▸ **TO BE DONE**: Copy verbatim the lines from the beginning of the records up to and including the line containing "table-cell-bg — [599, 268, 698, 296]".
___ WORKING DATA
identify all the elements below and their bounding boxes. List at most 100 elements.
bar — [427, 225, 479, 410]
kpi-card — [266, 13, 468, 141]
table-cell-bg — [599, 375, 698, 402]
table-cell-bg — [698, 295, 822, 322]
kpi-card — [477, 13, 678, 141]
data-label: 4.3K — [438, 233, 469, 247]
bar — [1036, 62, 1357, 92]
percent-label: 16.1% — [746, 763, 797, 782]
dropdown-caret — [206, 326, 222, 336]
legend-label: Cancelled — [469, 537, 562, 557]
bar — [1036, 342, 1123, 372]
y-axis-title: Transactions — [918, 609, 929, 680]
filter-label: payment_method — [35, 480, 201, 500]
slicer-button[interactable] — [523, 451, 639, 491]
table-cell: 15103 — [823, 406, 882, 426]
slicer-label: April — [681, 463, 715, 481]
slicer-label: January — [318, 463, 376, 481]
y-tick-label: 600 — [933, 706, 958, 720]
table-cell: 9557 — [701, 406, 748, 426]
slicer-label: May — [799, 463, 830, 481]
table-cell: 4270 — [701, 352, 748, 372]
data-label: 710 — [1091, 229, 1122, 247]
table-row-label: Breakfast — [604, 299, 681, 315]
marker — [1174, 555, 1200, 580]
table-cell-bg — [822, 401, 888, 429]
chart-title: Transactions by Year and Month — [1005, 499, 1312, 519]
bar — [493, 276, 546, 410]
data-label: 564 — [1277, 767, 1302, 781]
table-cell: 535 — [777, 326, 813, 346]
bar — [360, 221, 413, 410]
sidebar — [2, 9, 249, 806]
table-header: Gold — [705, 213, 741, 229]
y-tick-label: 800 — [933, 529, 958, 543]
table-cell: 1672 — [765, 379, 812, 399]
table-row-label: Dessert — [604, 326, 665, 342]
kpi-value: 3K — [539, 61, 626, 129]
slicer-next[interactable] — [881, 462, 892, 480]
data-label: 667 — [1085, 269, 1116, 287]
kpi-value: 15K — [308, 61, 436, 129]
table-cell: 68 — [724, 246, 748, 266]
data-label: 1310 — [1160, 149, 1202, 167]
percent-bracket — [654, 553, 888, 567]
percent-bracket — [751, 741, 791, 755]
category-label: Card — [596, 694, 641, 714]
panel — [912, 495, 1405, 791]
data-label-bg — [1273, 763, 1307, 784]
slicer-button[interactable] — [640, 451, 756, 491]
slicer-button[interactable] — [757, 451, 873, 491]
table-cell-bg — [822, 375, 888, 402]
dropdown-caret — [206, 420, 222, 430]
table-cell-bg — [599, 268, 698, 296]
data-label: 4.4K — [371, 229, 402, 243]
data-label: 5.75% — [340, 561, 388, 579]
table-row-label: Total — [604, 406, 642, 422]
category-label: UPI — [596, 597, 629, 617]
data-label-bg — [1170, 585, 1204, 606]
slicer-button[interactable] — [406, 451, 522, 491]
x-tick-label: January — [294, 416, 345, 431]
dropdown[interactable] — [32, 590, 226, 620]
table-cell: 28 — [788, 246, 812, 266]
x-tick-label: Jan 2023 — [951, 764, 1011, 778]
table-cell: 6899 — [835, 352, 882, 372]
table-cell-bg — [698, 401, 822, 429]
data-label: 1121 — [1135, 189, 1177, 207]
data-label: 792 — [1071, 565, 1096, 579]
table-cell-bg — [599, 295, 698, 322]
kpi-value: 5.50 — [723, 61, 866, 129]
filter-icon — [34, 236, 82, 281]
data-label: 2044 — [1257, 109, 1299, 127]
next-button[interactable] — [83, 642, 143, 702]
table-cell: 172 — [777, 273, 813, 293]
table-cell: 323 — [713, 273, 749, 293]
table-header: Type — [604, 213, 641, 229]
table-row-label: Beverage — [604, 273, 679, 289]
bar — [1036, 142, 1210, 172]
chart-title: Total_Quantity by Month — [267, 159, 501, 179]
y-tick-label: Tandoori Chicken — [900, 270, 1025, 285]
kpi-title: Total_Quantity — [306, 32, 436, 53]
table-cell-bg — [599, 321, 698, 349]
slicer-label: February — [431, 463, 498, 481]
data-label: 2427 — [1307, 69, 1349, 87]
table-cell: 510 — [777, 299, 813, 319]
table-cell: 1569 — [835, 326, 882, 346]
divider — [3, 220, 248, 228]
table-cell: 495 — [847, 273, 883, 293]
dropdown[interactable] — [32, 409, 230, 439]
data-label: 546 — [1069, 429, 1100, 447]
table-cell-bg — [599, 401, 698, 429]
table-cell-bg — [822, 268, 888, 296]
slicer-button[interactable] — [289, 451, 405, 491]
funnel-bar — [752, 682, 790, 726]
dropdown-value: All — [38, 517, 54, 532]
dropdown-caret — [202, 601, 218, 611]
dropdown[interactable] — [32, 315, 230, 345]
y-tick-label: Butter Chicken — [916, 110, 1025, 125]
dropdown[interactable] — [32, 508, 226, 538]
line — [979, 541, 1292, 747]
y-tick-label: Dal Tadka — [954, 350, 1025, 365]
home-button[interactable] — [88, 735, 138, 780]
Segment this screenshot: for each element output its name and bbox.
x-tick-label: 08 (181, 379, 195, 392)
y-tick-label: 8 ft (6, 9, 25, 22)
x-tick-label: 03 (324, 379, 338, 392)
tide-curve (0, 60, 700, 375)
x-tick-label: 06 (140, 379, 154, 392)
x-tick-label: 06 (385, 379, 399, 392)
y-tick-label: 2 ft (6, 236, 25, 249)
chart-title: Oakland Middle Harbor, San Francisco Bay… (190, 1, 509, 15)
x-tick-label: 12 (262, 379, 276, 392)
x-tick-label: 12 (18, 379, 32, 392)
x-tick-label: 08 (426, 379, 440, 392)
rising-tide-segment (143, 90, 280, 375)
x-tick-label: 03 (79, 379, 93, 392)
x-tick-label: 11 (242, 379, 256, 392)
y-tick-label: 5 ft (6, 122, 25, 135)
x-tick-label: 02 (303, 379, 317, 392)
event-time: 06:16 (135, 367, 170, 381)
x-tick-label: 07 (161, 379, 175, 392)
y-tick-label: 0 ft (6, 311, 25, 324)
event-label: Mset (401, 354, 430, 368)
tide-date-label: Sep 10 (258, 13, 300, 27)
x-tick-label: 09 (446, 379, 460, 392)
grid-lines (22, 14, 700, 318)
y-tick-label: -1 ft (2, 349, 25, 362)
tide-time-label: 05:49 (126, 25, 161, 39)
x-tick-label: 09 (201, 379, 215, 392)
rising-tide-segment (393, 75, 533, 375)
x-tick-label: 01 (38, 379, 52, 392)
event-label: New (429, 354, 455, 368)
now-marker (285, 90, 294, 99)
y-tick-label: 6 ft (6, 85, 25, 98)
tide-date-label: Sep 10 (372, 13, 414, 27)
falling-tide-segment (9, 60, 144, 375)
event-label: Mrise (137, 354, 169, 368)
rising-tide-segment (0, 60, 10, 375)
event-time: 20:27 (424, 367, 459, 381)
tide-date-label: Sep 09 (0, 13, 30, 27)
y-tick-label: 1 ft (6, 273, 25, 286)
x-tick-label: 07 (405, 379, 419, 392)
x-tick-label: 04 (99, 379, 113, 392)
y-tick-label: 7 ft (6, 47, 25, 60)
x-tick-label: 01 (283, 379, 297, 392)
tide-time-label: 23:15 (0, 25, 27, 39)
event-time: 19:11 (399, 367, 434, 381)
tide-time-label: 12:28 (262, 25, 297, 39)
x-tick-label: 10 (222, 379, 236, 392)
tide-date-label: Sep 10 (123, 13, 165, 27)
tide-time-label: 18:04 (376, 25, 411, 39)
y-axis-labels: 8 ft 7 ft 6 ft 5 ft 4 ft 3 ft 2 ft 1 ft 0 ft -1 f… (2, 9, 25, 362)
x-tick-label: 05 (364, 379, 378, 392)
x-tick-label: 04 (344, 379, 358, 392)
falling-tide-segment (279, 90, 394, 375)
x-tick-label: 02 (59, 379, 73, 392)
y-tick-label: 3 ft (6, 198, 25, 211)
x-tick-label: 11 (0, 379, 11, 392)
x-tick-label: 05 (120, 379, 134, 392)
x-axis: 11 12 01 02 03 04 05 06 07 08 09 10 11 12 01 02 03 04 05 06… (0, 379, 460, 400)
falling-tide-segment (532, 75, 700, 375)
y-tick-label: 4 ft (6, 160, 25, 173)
______
▸ **EXERCISE RESPONSE**:
identify all the elements below and their bounding boxes. List at most 100 elements.
bar — [427, 225, 479, 410]
kpi-card — [266, 13, 468, 141]
table-cell-bg — [599, 375, 698, 402]
table-cell-bg — [698, 295, 822, 322]
kpi-card — [477, 13, 678, 141]
data-label: 4.3K — [438, 233, 469, 247]
bar — [1036, 62, 1357, 92]
percent-label: 16.1% — [746, 763, 797, 782]
dropdown-caret — [206, 326, 222, 336]
legend-label: Cancelled — [469, 537, 562, 557]
bar — [1036, 342, 1123, 372]
y-axis-title: Transactions — [918, 609, 929, 680]
filter-label: payment_method — [35, 480, 201, 500]
slicer-button[interactable] — [523, 451, 639, 491]
table-cell: 15103 — [823, 406, 882, 426]
slicer-label: April — [681, 463, 715, 481]
slicer-label: January — [318, 463, 376, 481]
y-tick-label: 600 — [933, 706, 958, 720]
table-cell: 9557 — [701, 406, 748, 426]
slicer-label: May — [799, 463, 830, 481]
table-cell: 4270 — [701, 352, 748, 372]
data-label: 710 — [1091, 229, 1122, 247]
table-row-label: Breakfast — [604, 299, 681, 315]
marker — [1174, 555, 1200, 580]
table-cell-bg — [822, 401, 888, 429]
chart-title: Transactions by Year and Month — [1005, 499, 1312, 519]
bar — [493, 276, 546, 410]
data-label: 564 — [1277, 767, 1302, 781]
table-cell: 535 — [777, 326, 813, 346]
bar — [360, 221, 413, 410]
sidebar — [2, 9, 249, 806]
table-header: Gold — [705, 213, 741, 229]
y-tick-label: 800 — [933, 529, 958, 543]
table-cell: 1672 — [765, 379, 812, 399]
table-row-label: Dessert — [604, 326, 665, 342]
kpi-value: 3K — [539, 61, 626, 129]
slicer-next[interactable] — [881, 462, 892, 480]
data-label: 667 — [1085, 269, 1116, 287]
kpi-value: 15K — [308, 61, 436, 129]
table-cell: 68 — [724, 246, 748, 266]
data-label: 1310 — [1160, 149, 1202, 167]
percent-bracket — [654, 553, 888, 567]
percent-bracket — [751, 741, 791, 755]
category-label: Card — [596, 694, 641, 714]
panel — [912, 495, 1405, 791]
data-label-bg — [1273, 763, 1307, 784]
slicer-button[interactable] — [640, 451, 756, 491]
slicer-button[interactable] — [757, 451, 873, 491]
table-cell-bg — [822, 375, 888, 402]
dropdown-caret — [206, 420, 222, 430]
table-cell-bg — [599, 268, 698, 296]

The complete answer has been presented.